● **Description of the task**
Write out the listing below exactly, and omit any images you find in it.

[start of The data]

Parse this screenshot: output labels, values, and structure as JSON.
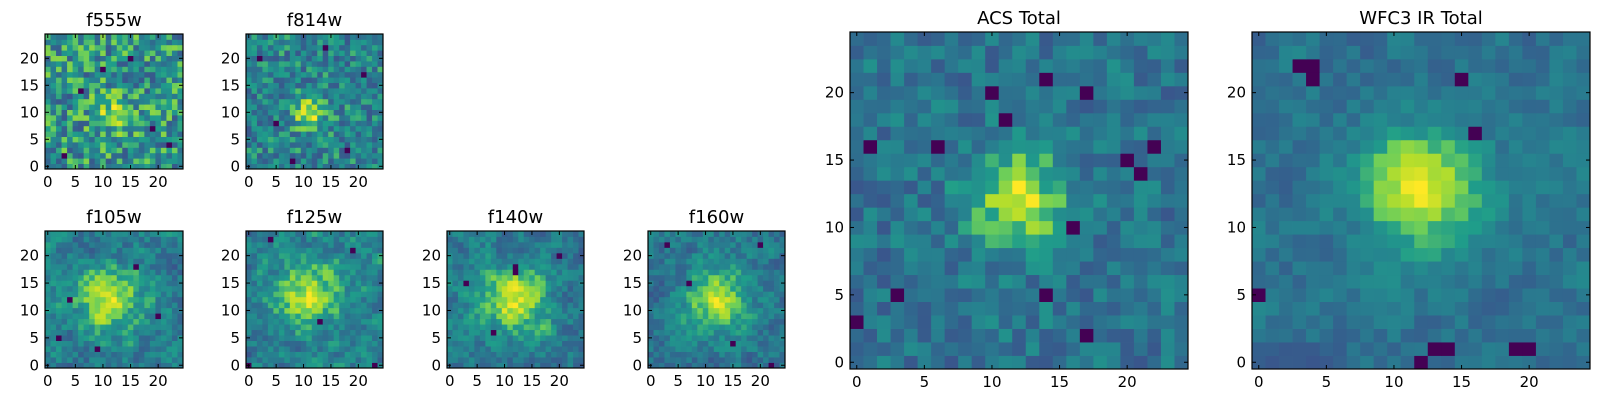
{
  "chart_data": [
    {
      "type": "heatmap",
      "title": "f555w",
      "grid": false,
      "xlim": [
        0,
        24
      ],
      "ylim": [
        0,
        24
      ],
      "xticks": [
        0,
        5,
        10,
        15,
        20
      ],
      "yticks": [
        0,
        5,
        10,
        15,
        20
      ],
      "colormap": "viridis",
      "peak": [
        12,
        10
      ],
      "peak_strength": 0.25,
      "peak_width": 2.5,
      "noise": 1.0,
      "seed": 11,
      "dark_pixels": [
        [
          3,
          2
        ],
        [
          19,
          7
        ],
        [
          6,
          14
        ],
        [
          15,
          20
        ],
        [
          22,
          4
        ],
        [
          10,
          18
        ]
      ]
    },
    {
      "type": "heatmap",
      "title": "f814w",
      "grid": false,
      "xlim": [
        0,
        24
      ],
      "ylim": [
        0,
        24
      ],
      "xticks": [
        0,
        5,
        10,
        15,
        20
      ],
      "yticks": [
        0,
        5,
        10,
        15,
        20
      ],
      "colormap": "viridis",
      "peak": [
        11,
        10
      ],
      "peak_strength": 0.55,
      "peak_width": 2.0,
      "noise": 1.0,
      "seed": 23,
      "dark_pixels": [
        [
          2,
          20
        ],
        [
          18,
          3
        ],
        [
          21,
          17
        ],
        [
          5,
          8
        ],
        [
          14,
          22
        ],
        [
          8,
          1
        ]
      ]
    },
    {
      "type": "heatmap",
      "title": "f105w",
      "grid": false,
      "xlim": [
        0,
        24
      ],
      "ylim": [
        0,
        24
      ],
      "xticks": [
        0,
        5,
        10,
        15,
        20
      ],
      "yticks": [
        0,
        5,
        10,
        15,
        20
      ],
      "colormap": "viridis",
      "peak": [
        11,
        12
      ],
      "peak_strength": 0.3,
      "peak_width": 4.0,
      "noise": 0.75,
      "smooth": 1,
      "seed": 37,
      "dark_pixels": [
        [
          4,
          12
        ],
        [
          9,
          3
        ],
        [
          20,
          9
        ],
        [
          16,
          18
        ],
        [
          2,
          5
        ]
      ]
    },
    {
      "type": "heatmap",
      "title": "f125w",
      "grid": false,
      "xlim": [
        0,
        24
      ],
      "ylim": [
        0,
        24
      ],
      "xticks": [
        0,
        5,
        10,
        15,
        20
      ],
      "yticks": [
        0,
        5,
        10,
        15,
        20
      ],
      "colormap": "viridis",
      "peak": [
        11,
        13
      ],
      "peak_strength": 0.3,
      "peak_width": 4.0,
      "noise": 0.75,
      "smooth": 1,
      "seed": 41,
      "dark_pixels": [
        [
          4,
          23
        ],
        [
          0,
          0
        ],
        [
          23,
          0
        ],
        [
          13,
          8
        ],
        [
          19,
          21
        ]
      ]
    },
    {
      "type": "heatmap",
      "title": "f140w",
      "grid": false,
      "xlim": [
        0,
        24
      ],
      "ylim": [
        0,
        24
      ],
      "xticks": [
        0,
        5,
        10,
        15,
        20
      ],
      "yticks": [
        0,
        5,
        10,
        15,
        20
      ],
      "colormap": "viridis",
      "peak": [
        12,
        12
      ],
      "peak_strength": 0.35,
      "peak_width": 4.0,
      "noise": 0.75,
      "smooth": 1,
      "seed": 53,
      "dark_pixels": [
        [
          12,
          18
        ],
        [
          12,
          17
        ],
        [
          3,
          15
        ],
        [
          20,
          20
        ],
        [
          8,
          6
        ]
      ]
    },
    {
      "type": "heatmap",
      "title": "f160w",
      "grid": false,
      "xlim": [
        0,
        24
      ],
      "ylim": [
        0,
        24
      ],
      "xticks": [
        0,
        5,
        10,
        15,
        20
      ],
      "yticks": [
        0,
        5,
        10,
        15,
        20
      ],
      "colormap": "viridis",
      "peak": [
        12,
        12
      ],
      "peak_strength": 0.35,
      "peak_width": 4.0,
      "noise": 0.75,
      "smooth": 1,
      "seed": 67,
      "dark_pixels": [
        [
          3,
          22
        ],
        [
          20,
          22
        ],
        [
          15,
          4
        ],
        [
          22,
          0
        ],
        [
          7,
          15
        ]
      ]
    },
    {
      "type": "heatmap",
      "title": "ACS Total",
      "grid": false,
      "xlim": [
        0,
        24
      ],
      "ylim": [
        0,
        24
      ],
      "xticks": [
        0,
        5,
        10,
        15,
        20
      ],
      "yticks": [
        0,
        5,
        10,
        15,
        20
      ],
      "colormap": "viridis",
      "peak": [
        12,
        12
      ],
      "peak_strength": 0.6,
      "peak_width": 2.5,
      "noise": 0.7,
      "seed": 79,
      "dark_pixels": [
        [
          14,
          21
        ],
        [
          10,
          20
        ],
        [
          17,
          20
        ],
        [
          11,
          18
        ],
        [
          6,
          16
        ],
        [
          1,
          16
        ],
        [
          22,
          16
        ],
        [
          20,
          15
        ],
        [
          21,
          14
        ],
        [
          16,
          10
        ],
        [
          3,
          5
        ],
        [
          0,
          3
        ],
        [
          17,
          2
        ],
        [
          14,
          5
        ]
      ]
    },
    {
      "type": "heatmap",
      "title": "WFC3 IR Total",
      "grid": false,
      "xlim": [
        0,
        24
      ],
      "ylim": [
        0,
        24
      ],
      "xticks": [
        0,
        5,
        10,
        15,
        20
      ],
      "yticks": [
        0,
        5,
        10,
        15,
        20
      ],
      "colormap": "viridis",
      "peak": [
        12,
        13
      ],
      "peak_strength": 0.55,
      "peak_width": 3.0,
      "noise": 0.65,
      "smooth": 1,
      "seed": 97,
      "dark_pixels": [
        [
          4,
          22
        ],
        [
          3,
          22
        ],
        [
          4,
          21
        ],
        [
          0,
          5
        ],
        [
          13,
          1
        ],
        [
          14,
          1
        ],
        [
          19,
          1
        ],
        [
          20,
          1
        ],
        [
          12,
          0
        ],
        [
          15,
          21
        ],
        [
          16,
          17
        ]
      ]
    }
  ]
}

[end of The data]

● **Written solution**
Parse this screenshot: output labels, values, and structure as JSON.
{
  "chart_data": [
    {
      "type": "heatmap",
      "title": "f555w",
      "grid": false,
      "xlim": [
        0,
        24
      ],
      "ylim": [
        0,
        24
      ],
      "xticks": [
        0,
        5,
        10,
        15,
        20
      ],
      "yticks": [
        0,
        5,
        10,
        15,
        20
      ],
      "colormap": "viridis",
      "peak": [
        12,
        10
      ],
      "peak_strength": 0.25,
      "peak_width": 2.5,
      "noise": 1.0,
      "seed": 11,
      "dark_pixels": [
        [
          3,
          2
        ],
        [
          19,
          7
        ],
        [
          6,
          14
        ],
        [
          15,
          20
        ],
        [
          22,
          4
        ],
        [
          10,
          18
        ]
      ]
    },
    {
      "type": "heatmap",
      "title": "f814w",
      "grid": false,
      "xlim": [
        0,
        24
      ],
      "ylim": [
        0,
        24
      ],
      "xticks": [
        0,
        5,
        10,
        15,
        20
      ],
      "yticks": [
        0,
        5,
        10,
        15,
        20
      ],
      "colormap": "viridis",
      "peak": [
        11,
        10
      ],
      "peak_strength": 0.55,
      "peak_width": 2.0,
      "noise": 1.0,
      "seed": 23,
      "dark_pixels": [
        [
          2,
          20
        ],
        [
          18,
          3
        ],
        [
          21,
          17
        ],
        [
          5,
          8
        ],
        [
          14,
          22
        ],
        [
          8,
          1
        ]
      ]
    },
    {
      "type": "heatmap",
      "title": "f105w",
      "grid": false,
      "xlim": [
        0,
        24
      ],
      "ylim": [
        0,
        24
      ],
      "xticks": [
        0,
        5,
        10,
        15,
        20
      ],
      "yticks": [
        0,
        5,
        10,
        15,
        20
      ],
      "colormap": "viridis",
      "peak": [
        11,
        12
      ],
      "peak_strength": 0.3,
      "peak_width": 4.0,
      "noise": 0.75,
      "smooth": 1,
      "seed": 37,
      "dark_pixels": [
        [
          4,
          12
        ],
        [
          9,
          3
        ],
        [
          20,
          9
        ],
        [
          16,
          18
        ],
        [
          2,
          5
        ]
      ]
    },
    {
      "type": "heatmap",
      "title": "f125w",
      "grid": false,
      "xlim": [
        0,
        24
      ],
      "ylim": [
        0,
        24
      ],
      "xticks": [
        0,
        5,
        10,
        15,
        20
      ],
      "yticks": [
        0,
        5,
        10,
        15,
        20
      ],
      "colormap": "viridis",
      "peak": [
        11,
        13
      ],
      "peak_strength": 0.3,
      "peak_width": 4.0,
      "noise": 0.75,
      "smooth": 1,
      "seed": 41,
      "dark_pixels": [
        [
          4,
          23
        ],
        [
          0,
          0
        ],
        [
          23,
          0
        ],
        [
          13,
          8
        ],
        [
          19,
          21
        ]
      ]
    },
    {
      "type": "heatmap",
      "title": "f140w",
      "grid": false,
      "xlim": [
        0,
        24
      ],
      "ylim": [
        0,
        24
      ],
      "xticks": [
        0,
        5,
        10,
        15,
        20
      ],
      "yticks": [
        0,
        5,
        10,
        15,
        20
      ],
      "colormap": "viridis",
      "peak": [
        12,
        12
      ],
      "peak_strength": 0.35,
      "peak_width": 4.0,
      "noise": 0.75,
      "smooth": 1,
      "seed": 53,
      "dark_pixels": [
        [
          12,
          18
        ],
        [
          12,
          17
        ],
        [
          3,
          15
        ],
        [
          20,
          20
        ],
        [
          8,
          6
        ]
      ]
    },
    {
      "type": "heatmap",
      "title": "f160w",
      "grid": false,
      "xlim": [
        0,
        24
      ],
      "ylim": [
        0,
        24
      ],
      "xticks": [
        0,
        5,
        10,
        15,
        20
      ],
      "yticks": [
        0,
        5,
        10,
        15,
        20
      ],
      "colormap": "viridis",
      "peak": [
        12,
        12
      ],
      "peak_strength": 0.35,
      "peak_width": 4.0,
      "noise": 0.75,
      "smooth": 1,
      "seed": 67,
      "dark_pixels": [
        [
          3,
          22
        ],
        [
          20,
          22
        ],
        [
          15,
          4
        ],
        [
          22,
          0
        ],
        [
          7,
          15
        ]
      ]
    },
    {
      "type": "heatmap",
      "title": "ACS Total",
      "grid": false,
      "xlim": [
        0,
        24
      ],
      "ylim": [
        0,
        24
      ],
      "xticks": [
        0,
        5,
        10,
        15,
        20
      ],
      "yticks": [
        0,
        5,
        10,
        15,
        20
      ],
      "colormap": "viridis",
      "peak": [
        12,
        12
      ],
      "peak_strength": 0.6,
      "peak_width": 2.5,
      "noise": 0.7,
      "seed": 79,
      "dark_pixels": [
        [
          14,
          21
        ],
        [
          10,
          20
        ],
        [
          17,
          20
        ],
        [
          11,
          18
        ],
        [
          6,
          16
        ],
        [
          1,
          16
        ],
        [
          22,
          16
        ],
        [
          20,
          15
        ],
        [
          21,
          14
        ],
        [
          16,
          10
        ],
        [
          3,
          5
        ],
        [
          0,
          3
        ],
        [
          17,
          2
        ],
        [
          14,
          5
        ]
      ]
    },
    {
      "type": "heatmap",
      "title": "WFC3 IR Total",
      "grid": false,
      "xlim": [
        0,
        24
      ],
      "ylim": [
        0,
        24
      ],
      "xticks": [
        0,
        5,
        10,
        15,
        20
      ],
      "yticks": [
        0,
        5,
        10,
        15,
        20
      ],
      "colormap": "viridis",
      "peak": [
        12,
        13
      ],
      "peak_strength": 0.55,
      "peak_width": 3.0,
      "noise": 0.65,
      "smooth": 1,
      "seed": 97,
      "dark_pixels": [
        [
          4,
          22
        ],
        [
          3,
          22
        ],
        [
          4,
          21
        ],
        [
          0,
          5
        ],
        [
          13,
          1
        ],
        [
          14,
          1
        ],
        [
          19,
          1
        ],
        [
          20,
          1
        ],
        [
          12,
          0
        ],
        [
          15,
          21
        ],
        [
          16,
          17
        ]
      ]
    }
  ]
}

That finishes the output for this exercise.